Direction.
Here are some records; return them all exactly.

○ ○ ○

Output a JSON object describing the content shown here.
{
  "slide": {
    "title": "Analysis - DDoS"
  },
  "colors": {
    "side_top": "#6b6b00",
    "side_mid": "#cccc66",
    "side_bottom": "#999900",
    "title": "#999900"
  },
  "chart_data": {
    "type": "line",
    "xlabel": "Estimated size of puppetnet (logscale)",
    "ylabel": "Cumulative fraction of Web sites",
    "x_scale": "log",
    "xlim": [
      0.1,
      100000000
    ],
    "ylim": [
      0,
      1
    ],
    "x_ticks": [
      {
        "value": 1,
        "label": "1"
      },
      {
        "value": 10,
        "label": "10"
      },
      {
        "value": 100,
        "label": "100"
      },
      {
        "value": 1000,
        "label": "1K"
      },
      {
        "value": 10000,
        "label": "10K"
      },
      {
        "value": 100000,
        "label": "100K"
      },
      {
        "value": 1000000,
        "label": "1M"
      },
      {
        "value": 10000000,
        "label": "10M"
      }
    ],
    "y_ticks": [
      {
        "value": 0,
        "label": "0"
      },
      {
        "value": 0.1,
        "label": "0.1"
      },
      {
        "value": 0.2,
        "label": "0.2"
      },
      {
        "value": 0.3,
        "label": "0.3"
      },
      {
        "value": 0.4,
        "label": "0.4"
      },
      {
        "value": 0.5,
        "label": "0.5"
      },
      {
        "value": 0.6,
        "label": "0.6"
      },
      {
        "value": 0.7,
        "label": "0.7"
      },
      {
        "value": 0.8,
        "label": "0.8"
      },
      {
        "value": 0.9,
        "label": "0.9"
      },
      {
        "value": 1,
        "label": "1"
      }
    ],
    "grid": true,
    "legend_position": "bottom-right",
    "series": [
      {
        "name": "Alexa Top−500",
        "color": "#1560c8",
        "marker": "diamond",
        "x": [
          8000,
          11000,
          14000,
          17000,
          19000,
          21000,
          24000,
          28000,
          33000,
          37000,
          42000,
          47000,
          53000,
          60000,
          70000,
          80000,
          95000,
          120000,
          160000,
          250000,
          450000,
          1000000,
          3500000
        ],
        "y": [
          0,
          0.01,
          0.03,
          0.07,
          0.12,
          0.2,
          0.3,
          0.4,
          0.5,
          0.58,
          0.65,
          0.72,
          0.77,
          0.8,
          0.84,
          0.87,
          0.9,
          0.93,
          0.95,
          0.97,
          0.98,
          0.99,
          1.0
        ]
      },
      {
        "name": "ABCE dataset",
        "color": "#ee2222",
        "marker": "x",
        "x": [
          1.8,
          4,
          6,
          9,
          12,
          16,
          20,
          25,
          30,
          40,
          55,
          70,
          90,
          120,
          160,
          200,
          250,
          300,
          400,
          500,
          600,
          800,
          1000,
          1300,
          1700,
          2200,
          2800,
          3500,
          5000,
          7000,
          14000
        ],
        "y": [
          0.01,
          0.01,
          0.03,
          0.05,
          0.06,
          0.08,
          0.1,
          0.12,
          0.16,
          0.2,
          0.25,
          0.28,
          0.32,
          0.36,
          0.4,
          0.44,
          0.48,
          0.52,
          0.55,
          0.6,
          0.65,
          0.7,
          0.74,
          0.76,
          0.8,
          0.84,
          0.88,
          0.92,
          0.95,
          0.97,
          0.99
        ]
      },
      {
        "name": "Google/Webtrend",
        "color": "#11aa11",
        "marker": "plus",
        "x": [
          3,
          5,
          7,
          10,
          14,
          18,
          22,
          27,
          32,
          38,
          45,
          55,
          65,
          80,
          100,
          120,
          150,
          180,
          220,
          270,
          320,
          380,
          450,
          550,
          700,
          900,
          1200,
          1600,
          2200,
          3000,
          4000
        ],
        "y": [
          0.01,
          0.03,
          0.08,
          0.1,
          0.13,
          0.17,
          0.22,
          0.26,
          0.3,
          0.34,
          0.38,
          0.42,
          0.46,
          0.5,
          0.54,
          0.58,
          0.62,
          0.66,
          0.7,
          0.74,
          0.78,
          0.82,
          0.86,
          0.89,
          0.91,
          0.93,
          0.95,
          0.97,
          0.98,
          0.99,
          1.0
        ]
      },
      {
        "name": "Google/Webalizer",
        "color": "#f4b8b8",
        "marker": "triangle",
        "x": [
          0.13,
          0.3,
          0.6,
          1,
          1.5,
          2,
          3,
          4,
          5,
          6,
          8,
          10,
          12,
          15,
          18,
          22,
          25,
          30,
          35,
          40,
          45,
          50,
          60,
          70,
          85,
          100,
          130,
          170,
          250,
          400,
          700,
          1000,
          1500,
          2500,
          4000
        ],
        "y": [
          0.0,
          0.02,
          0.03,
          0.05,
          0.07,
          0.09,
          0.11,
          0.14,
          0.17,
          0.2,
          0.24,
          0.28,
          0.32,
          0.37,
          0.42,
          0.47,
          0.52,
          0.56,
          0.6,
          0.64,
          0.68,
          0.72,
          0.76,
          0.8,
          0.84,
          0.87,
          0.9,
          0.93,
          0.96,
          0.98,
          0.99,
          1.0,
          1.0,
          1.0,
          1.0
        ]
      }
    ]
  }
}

○ ○ ○

Solution to this task.
Output a JSON object describing the content shown here.
{
  "slide": {
    "title": "Analysis - DDoS"
  },
  "colors": {
    "side_top": "#6b6b00",
    "side_mid": "#cccc66",
    "side_bottom": "#999900",
    "title": "#999900"
  },
  "chart_data": {
    "type": "line",
    "xlabel": "Estimated size of puppetnet (logscale)",
    "ylabel": "Cumulative fraction of Web sites",
    "x_scale": "log",
    "xlim": [
      0.1,
      100000000
    ],
    "ylim": [
      0,
      1
    ],
    "x_ticks": [
      {
        "value": 1,
        "label": "1"
      },
      {
        "value": 10,
        "label": "10"
      },
      {
        "value": 100,
        "label": "100"
      },
      {
        "value": 1000,
        "label": "1K"
      },
      {
        "value": 10000,
        "label": "10K"
      },
      {
        "value": 100000,
        "label": "100K"
      },
      {
        "value": 1000000,
        "label": "1M"
      },
      {
        "value": 10000000,
        "label": "10M"
      }
    ],
    "y_ticks": [
      {
        "value": 0,
        "label": "0"
      },
      {
        "value": 0.1,
        "label": "0.1"
      },
      {
        "value": 0.2,
        "label": "0.2"
      },
      {
        "value": 0.3,
        "label": "0.3"
      },
      {
        "value": 0.4,
        "label": "0.4"
      },
      {
        "value": 0.5,
        "label": "0.5"
      },
      {
        "value": 0.6,
        "label": "0.6"
      },
      {
        "value": 0.7,
        "label": "0.7"
      },
      {
        "value": 0.8,
        "label": "0.8"
      },
      {
        "value": 0.9,
        "label": "0.9"
      },
      {
        "value": 1,
        "label": "1"
      }
    ],
    "grid": true,
    "legend_position": "bottom-right",
    "series": [
      {
        "name": "Alexa Top−500",
        "color": "#1560c8",
        "marker": "diamond",
        "x": [
          8000,
          11000,
          14000,
          17000,
          19000,
          21000,
          24000,
          28000,
          33000,
          37000,
          42000,
          47000,
          53000,
          60000,
          70000,
          80000,
          95000,
          120000,
          160000,
          250000,
          450000,
          1000000,
          3500000
        ],
        "y": [
          0,
          0.01,
          0.03,
          0.07,
          0.12,
          0.2,
          0.3,
          0.4,
          0.5,
          0.58,
          0.65,
          0.72,
          0.77,
          0.8,
          0.84,
          0.87,
          0.9,
          0.93,
          0.95,
          0.97,
          0.98,
          0.99,
          1.0
        ]
      },
      {
        "name": "ABCE dataset",
        "color": "#ee2222",
        "marker": "x",
        "x": [
          1.8,
          4,
          6,
          9,
          12,
          16,
          20,
          25,
          30,
          40,
          55,
          70,
          90,
          120,
          160,
          200,
          250,
          300,
          400,
          500,
          600,
          800,
          1000,
          1300,
          1700,
          2200,
          2800,
          3500,
          5000,
          7000,
          14000
        ],
        "y": [
          0.01,
          0.01,
          0.03,
          0.05,
          0.06,
          0.08,
          0.1,
          0.12,
          0.16,
          0.2,
          0.25,
          0.28,
          0.32,
          0.36,
          0.4,
          0.44,
          0.48,
          0.52,
          0.55,
          0.6,
          0.65,
          0.7,
          0.74,
          0.76,
          0.8,
          0.84,
          0.88,
          0.92,
          0.95,
          0.97,
          0.99
        ]
      },
      {
        "name": "Google/Webtrend",
        "color": "#11aa11",
        "marker": "plus",
        "x": [
          3,
          5,
          7,
          10,
          14,
          18,
          22,
          27,
          32,
          38,
          45,
          55,
          65,
          80,
          100,
          120,
          150,
          180,
          220,
          270,
          320,
          380,
          450,
          550,
          700,
          900,
          1200,
          1600,
          2200,
          3000,
          4000
        ],
        "y": [
          0.01,
          0.03,
          0.08,
          0.1,
          0.13,
          0.17,
          0.22,
          0.26,
          0.3,
          0.34,
          0.38,
          0.42,
          0.46,
          0.5,
          0.54,
          0.58,
          0.62,
          0.66,
          0.7,
          0.74,
          0.78,
          0.82,
          0.86,
          0.89,
          0.91,
          0.93,
          0.95,
          0.97,
          0.98,
          0.99,
          1.0
        ]
      },
      {
        "name": "Google/Webalizer",
        "color": "#f4b8b8",
        "marker": "triangle",
        "x": [
          0.13,
          0.3,
          0.6,
          1,
          1.5,
          2,
          3,
          4,
          5,
          6,
          8,
          10,
          12,
          15,
          18,
          22,
          25,
          30,
          35,
          40,
          45,
          50,
          60,
          70,
          85,
          100,
          130,
          170,
          250,
          400,
          700,
          1000,
          1500,
          2500,
          4000
        ],
        "y": [
          0.0,
          0.02,
          0.03,
          0.05,
          0.07,
          0.09,
          0.11,
          0.14,
          0.17,
          0.2,
          0.24,
          0.28,
          0.32,
          0.37,
          0.42,
          0.47,
          0.52,
          0.56,
          0.6,
          0.64,
          0.68,
          0.72,
          0.76,
          0.8,
          0.84,
          0.87,
          0.9,
          0.93,
          0.96,
          0.98,
          0.99,
          1.0,
          1.0,
          1.0,
          1.0
        ]
      }
    ]
  }
}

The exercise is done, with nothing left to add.